- Data section -

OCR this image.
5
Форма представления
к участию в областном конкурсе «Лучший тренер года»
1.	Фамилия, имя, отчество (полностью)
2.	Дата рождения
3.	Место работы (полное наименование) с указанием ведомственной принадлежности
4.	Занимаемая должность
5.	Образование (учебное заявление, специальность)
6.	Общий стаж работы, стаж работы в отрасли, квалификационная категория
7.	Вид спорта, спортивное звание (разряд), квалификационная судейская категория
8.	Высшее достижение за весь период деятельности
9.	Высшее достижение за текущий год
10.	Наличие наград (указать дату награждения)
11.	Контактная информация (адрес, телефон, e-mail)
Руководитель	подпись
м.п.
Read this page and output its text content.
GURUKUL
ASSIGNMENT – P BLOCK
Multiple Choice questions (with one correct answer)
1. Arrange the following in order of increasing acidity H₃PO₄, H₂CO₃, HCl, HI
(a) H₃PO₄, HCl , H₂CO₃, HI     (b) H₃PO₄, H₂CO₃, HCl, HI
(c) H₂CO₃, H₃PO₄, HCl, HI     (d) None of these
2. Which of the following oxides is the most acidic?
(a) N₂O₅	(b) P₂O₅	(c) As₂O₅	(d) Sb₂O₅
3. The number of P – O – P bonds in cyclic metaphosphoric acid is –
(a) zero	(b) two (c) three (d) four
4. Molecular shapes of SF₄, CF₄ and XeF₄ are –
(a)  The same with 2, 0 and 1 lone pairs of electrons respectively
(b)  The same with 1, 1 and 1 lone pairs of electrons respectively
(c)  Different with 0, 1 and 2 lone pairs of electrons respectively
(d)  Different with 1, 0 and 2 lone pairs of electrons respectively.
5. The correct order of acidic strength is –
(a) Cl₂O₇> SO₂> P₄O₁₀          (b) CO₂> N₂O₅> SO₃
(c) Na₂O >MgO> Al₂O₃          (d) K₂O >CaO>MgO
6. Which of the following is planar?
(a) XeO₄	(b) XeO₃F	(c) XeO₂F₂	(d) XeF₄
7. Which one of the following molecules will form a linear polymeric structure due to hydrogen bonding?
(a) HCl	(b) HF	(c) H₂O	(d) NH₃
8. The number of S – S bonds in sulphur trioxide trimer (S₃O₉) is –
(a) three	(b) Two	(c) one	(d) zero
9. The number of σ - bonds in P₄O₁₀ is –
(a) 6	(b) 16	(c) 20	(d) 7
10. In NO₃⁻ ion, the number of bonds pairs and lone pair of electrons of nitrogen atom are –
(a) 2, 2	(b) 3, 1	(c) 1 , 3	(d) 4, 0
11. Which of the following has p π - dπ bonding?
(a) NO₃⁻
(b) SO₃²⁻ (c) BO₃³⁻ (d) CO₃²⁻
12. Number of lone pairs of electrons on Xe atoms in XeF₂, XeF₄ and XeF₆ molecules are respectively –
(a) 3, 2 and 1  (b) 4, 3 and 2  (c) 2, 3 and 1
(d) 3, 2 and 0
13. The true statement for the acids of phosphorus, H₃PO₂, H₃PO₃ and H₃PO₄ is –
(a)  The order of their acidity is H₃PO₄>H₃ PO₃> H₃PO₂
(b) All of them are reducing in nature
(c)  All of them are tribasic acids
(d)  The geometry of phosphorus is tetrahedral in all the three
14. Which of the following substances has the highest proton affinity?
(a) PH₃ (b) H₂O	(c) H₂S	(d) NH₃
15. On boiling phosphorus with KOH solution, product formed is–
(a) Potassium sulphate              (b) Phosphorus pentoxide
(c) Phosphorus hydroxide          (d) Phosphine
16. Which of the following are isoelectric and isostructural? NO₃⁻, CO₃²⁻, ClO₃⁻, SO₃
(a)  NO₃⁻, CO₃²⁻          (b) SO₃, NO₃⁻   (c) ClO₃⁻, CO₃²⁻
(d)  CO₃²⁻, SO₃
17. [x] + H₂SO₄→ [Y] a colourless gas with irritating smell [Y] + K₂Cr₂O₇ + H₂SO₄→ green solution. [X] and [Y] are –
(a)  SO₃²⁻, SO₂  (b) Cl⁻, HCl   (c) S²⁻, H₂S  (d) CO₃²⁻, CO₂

- What you need to do -
Among these entries, how many lines include the string "three"? Reply with the number by itself.

- Response for this exercise -
3